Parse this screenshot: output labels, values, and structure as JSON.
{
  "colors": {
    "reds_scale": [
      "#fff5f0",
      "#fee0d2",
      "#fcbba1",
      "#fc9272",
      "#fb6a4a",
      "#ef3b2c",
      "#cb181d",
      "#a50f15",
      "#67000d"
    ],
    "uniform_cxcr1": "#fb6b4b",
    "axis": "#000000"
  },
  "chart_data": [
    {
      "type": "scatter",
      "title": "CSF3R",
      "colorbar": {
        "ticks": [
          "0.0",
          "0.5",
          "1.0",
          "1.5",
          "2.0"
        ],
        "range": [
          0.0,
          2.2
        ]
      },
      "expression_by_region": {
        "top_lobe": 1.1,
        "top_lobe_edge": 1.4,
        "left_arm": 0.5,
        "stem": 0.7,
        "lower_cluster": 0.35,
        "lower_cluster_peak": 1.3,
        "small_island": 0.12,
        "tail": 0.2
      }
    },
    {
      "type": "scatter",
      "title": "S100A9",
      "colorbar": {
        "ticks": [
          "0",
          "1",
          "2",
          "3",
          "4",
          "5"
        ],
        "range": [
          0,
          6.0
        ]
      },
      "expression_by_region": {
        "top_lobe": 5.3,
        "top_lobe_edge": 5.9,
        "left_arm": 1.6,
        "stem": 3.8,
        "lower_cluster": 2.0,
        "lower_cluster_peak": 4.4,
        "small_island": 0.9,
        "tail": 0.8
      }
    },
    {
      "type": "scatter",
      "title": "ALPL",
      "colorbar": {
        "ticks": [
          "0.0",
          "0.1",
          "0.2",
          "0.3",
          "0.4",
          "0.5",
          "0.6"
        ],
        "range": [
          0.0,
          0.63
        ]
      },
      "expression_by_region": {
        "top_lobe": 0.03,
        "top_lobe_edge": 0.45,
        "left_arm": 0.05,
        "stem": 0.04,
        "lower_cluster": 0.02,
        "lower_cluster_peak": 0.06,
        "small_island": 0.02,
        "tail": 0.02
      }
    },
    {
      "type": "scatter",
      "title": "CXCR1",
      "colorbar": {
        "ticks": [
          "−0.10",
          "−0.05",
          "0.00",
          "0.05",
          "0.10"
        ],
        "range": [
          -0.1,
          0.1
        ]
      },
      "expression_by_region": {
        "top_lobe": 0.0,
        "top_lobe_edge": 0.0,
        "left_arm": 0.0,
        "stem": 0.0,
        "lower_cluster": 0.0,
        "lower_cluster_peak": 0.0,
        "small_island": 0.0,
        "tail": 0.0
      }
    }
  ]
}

+-------+

WRITTEN PROBLEM
Extract every record. Keep wording exact.

THE COMPLETED TASK
Parse this screenshot: output labels, values, and structure as JSON.
{
  "colors": {
    "reds_scale": [
      "#fff5f0",
      "#fee0d2",
      "#fcbba1",
      "#fc9272",
      "#fb6a4a",
      "#ef3b2c",
      "#cb181d",
      "#a50f15",
      "#67000d"
    ],
    "uniform_cxcr1": "#fb6b4b",
    "axis": "#000000"
  },
  "chart_data": [
    {
      "type": "scatter",
      "title": "CSF3R",
      "colorbar": {
        "ticks": [
          "0.0",
          "0.5",
          "1.0",
          "1.5",
          "2.0"
        ],
        "range": [
          0.0,
          2.2
        ]
      },
      "expression_by_region": {
        "top_lobe": 1.1,
        "top_lobe_edge": 1.4,
        "left_arm": 0.5,
        "stem": 0.7,
        "lower_cluster": 0.35,
        "lower_cluster_peak": 1.3,
        "small_island": 0.12,
        "tail": 0.2
      }
    },
    {
      "type": "scatter",
      "title": "S100A9",
      "colorbar": {
        "ticks": [
          "0",
          "1",
          "2",
          "3",
          "4",
          "5"
        ],
        "range": [
          0,
          6.0
        ]
      },
      "expression_by_region": {
        "top_lobe": 5.3,
        "top_lobe_edge": 5.9,
        "left_arm": 1.6,
        "stem": 3.8,
        "lower_cluster": 2.0,
        "lower_cluster_peak": 4.4,
        "small_island": 0.9,
        "tail": 0.8
      }
    },
    {
      "type": "scatter",
      "title": "ALPL",
      "colorbar": {
        "ticks": [
          "0.0",
          "0.1",
          "0.2",
          "0.3",
          "0.4",
          "0.5",
          "0.6"
        ],
        "range": [
          0.0,
          0.63
        ]
      },
      "expression_by_region": {
        "top_lobe": 0.03,
        "top_lobe_edge": 0.45,
        "left_arm": 0.05,
        "stem": 0.04,
        "lower_cluster": 0.02,
        "lower_cluster_peak": 0.06,
        "small_island": 0.02,
        "tail": 0.02
      }
    },
    {
      "type": "scatter",
      "title": "CXCR1",
      "colorbar": {
        "ticks": [
          "−0.10",
          "−0.05",
          "0.00",
          "0.05",
          "0.10"
        ],
        "range": [
          -0.1,
          0.1
        ]
      },
      "expression_by_region": {
        "top_lobe": 0.0,
        "top_lobe_edge": 0.0,
        "left_arm": 0.0,
        "stem": 0.0,
        "lower_cluster": 0.0,
        "lower_cluster_peak": 0.0,
        "small_island": 0.0,
        "tail": 0.0
      }
    }
  ]
}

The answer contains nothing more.